- _PROVIDED MATERIAL_
────────

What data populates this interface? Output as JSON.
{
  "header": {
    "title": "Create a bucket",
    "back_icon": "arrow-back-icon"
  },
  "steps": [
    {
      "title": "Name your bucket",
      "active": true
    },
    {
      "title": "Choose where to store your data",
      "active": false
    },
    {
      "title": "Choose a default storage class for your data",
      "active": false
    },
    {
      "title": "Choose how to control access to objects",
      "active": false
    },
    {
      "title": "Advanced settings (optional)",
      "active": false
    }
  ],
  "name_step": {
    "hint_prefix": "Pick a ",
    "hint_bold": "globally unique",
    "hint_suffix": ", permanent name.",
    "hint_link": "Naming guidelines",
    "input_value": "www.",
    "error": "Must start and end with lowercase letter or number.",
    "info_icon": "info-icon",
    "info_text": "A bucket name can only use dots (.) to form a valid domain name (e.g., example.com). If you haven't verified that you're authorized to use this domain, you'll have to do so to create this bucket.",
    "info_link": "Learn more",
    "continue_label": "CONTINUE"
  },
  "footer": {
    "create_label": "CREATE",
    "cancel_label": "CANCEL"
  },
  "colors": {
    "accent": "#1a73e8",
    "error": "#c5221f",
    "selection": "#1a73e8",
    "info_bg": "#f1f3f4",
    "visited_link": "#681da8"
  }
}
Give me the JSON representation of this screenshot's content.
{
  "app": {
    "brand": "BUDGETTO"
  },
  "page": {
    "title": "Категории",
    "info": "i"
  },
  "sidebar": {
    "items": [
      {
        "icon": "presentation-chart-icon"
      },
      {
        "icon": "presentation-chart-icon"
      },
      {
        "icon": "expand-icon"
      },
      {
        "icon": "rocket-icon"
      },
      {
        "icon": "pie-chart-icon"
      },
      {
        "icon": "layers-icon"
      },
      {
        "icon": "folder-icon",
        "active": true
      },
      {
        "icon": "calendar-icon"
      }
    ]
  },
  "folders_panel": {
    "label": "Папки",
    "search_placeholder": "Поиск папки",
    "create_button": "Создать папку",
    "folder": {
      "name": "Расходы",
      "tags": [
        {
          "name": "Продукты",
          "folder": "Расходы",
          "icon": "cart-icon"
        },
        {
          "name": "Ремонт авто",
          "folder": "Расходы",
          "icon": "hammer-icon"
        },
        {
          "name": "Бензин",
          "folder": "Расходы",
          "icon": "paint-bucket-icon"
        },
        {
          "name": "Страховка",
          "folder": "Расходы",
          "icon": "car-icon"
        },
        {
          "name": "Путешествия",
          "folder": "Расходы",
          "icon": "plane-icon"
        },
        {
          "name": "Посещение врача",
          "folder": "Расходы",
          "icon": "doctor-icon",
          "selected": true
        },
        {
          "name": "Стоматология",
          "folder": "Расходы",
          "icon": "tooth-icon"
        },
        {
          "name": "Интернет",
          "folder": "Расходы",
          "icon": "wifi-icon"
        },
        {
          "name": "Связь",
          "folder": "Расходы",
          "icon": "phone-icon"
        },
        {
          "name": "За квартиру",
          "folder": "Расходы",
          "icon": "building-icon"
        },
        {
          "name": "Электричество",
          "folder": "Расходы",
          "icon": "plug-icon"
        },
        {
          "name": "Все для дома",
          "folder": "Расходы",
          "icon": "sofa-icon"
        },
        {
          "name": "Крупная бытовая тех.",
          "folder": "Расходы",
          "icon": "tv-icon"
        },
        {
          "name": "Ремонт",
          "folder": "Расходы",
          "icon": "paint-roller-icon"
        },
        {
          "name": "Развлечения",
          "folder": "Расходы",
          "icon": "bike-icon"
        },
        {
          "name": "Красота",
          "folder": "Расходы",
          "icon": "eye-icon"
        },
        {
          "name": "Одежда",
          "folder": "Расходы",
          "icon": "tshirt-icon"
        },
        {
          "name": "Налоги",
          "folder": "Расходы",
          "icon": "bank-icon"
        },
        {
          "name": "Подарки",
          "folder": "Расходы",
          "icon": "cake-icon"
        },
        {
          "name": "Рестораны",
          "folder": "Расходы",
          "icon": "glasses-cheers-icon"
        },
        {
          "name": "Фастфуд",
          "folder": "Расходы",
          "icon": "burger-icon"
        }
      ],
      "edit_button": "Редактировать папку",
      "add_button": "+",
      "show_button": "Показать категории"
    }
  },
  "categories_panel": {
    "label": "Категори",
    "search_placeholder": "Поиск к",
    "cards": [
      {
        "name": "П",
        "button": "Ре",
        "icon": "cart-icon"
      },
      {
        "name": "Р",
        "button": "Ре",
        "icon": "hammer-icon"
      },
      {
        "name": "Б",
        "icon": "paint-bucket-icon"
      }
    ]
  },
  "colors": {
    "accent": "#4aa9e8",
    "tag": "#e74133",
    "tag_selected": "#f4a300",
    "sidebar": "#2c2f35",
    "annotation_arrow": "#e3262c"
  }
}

────────

- _EXERCISE GOAL_
Extract each line of the listing above, copying it word for word.

- _RESULT_
What data populates this interface? Output as JSON.
{
  "header": {
    "title": "Create a bucket",
    "back_icon": "arrow-back-icon"
  },
  "steps": [
    {
      "title": "Name your bucket",
      "active": true
    },
    {
      "title": "Choose where to store your data",
      "active": false
    },
    {
      "title": "Choose a default storage class for your data",
      "active": false
    },
    {
      "title": "Choose how to control access to objects",
      "active": false
    },
    {
      "title": "Advanced settings (optional)",
      "active": false
    }
  ],
  "name_step": {
    "hint_prefix": "Pick a ",
    "hint_bold": "globally unique",
    "hint_suffix": ", permanent name.",
    "hint_link": "Naming guidelines",
    "input_value": "www.",
    "error": "Must start and end with lowercase letter or number.",
    "info_icon": "info-icon",
    "info_text": "A bucket name can only use dots (.) to form a valid domain name (e.g., example.com). If you haven't verified that you're authorized to use this domain, you'll have to do so to create this bucket.",
    "info_link": "Learn more",
    "continue_label": "CONTINUE"
  },
  "footer": {
    "create_label": "CREATE",
    "cancel_label": "CANCEL"
  },
  "colors": {
    "accent": "#1a73e8",
    "error": "#c5221f",
    "selection": "#1a73e8",
    "info_bg": "#f1f3f4",
    "visited_link": "#681da8"
  }
}
Give me the JSON representation of this screenshot's content.
{
  "app": {
    "brand": "BUDGETTO"
  },
  "page": {
    "title": "Категории",
    "info": "i"
  },
  "sidebar": {
    "items": [
      {
        "icon": "presentation-chart-icon"
      },
      {
        "icon": "presentation-chart-icon"
      },
      {
        "icon": "expand-icon"
      },
      {
        "icon": "rocket-icon"
      },
      {
        "icon": "pie-chart-icon"
      },
      {
        "icon": "layers-icon"
      },
      {
        "icon": "folder-icon",
        "active": true
      },
      {
        "icon": "calendar-icon"
      }
    ]
  },
  "folders_panel": {
    "label": "Папки",
    "search_placeholder": "Поиск папки",
    "create_button": "Создать папку",
    "folder": {
      "name": "Расходы",
      "tags": [
        {
          "name": "Продукты",
          "folder": "Расходы",
          "icon": "cart-icon"
        },
        {
          "name": "Ремонт авто",
          "folder": "Расходы",
          "icon": "hammer-icon"
        },
        {
          "name": "Бензин",
          "folder": "Расходы",
          "icon": "paint-bucket-icon"
        },
        {
          "name": "Страховка",
          "folder": "Расходы",
          "icon": "car-icon"
        },
        {
          "name": "Путешествия",
          "folder": "Расходы",
          "icon": "plane-icon"
        },
        {
          "name": "Посещение врача",
          "folder": "Расходы",
          "icon": "doctor-icon",
          "selected": true
        },
        {
          "name": "Стоматология",
          "folder": "Расходы",
          "icon": "tooth-icon"
        },
        {
          "name": "Интернет",
          "folder": "Расходы",
          "icon": "wifi-icon"
        },
        {
          "name": "Связь",
          "folder": "Расходы",
          "icon": "phone-icon"
        },
        {
          "name": "За квартиру",
          "folder": "Расходы",
          "icon": "building-icon"
        },
        {
          "name": "Электричество",
          "folder": "Расходы",
          "icon": "plug-icon"
        },
        {
          "name": "Все для дома",
          "folder": "Расходы",
          "icon": "sofa-icon"
        },
        {
          "name": "Крупная бытовая тех.",
          "folder": "Расходы",
          "icon": "tv-icon"
        },
        {
          "name": "Ремонт",
          "folder": "Расходы",
          "icon": "paint-roller-icon"
        },
        {
          "name": "Развлечения",
          "folder": "Расходы",
          "icon": "bike-icon"
        },
        {
          "name": "Красота",
          "folder": "Расходы",
          "icon": "eye-icon"
        },
        {
          "name": "Одежда",
          "folder": "Расходы",
          "icon": "tshirt-icon"
        },
        {
          "name": "Налоги",
          "folder": "Расходы",
          "icon": "bank-icon"
        },
        {
          "name": "Подарки",
          "folder": "Расходы",
          "icon": "cake-icon"
        },
        {
          "name": "Рестораны",
          "folder": "Расходы",
          "icon": "glasses-cheers-icon"
        },
        {
          "name": "Фастфуд",
          "folder": "Расходы",
          "icon": "burger-icon"
        }
      ],
      "edit_button": "Редактировать папку",
      "add_button": "+",
      "show_button": "Показать категории"
    }
  },
  "categories_panel": {
    "label": "Категори",
    "search_placeholder": "Поиск к",
    "cards": [
      {
        "name": "П",
        "button": "Ре",
        "icon": "cart-icon"
      },
      {
        "name": "Р",
        "button": "Ре",
        "icon": "hammer-icon"
      },
      {
        "name": "Б",
        "icon": "paint-bucket-icon"
      }
    ]
  },
  "colors": {
    "accent": "#4aa9e8",
    "tag": "#e74133",
    "tag_selected": "#f4a300",
    "sidebar": "#2c2f35",
    "annotation_arrow": "#e3262c"
  }
}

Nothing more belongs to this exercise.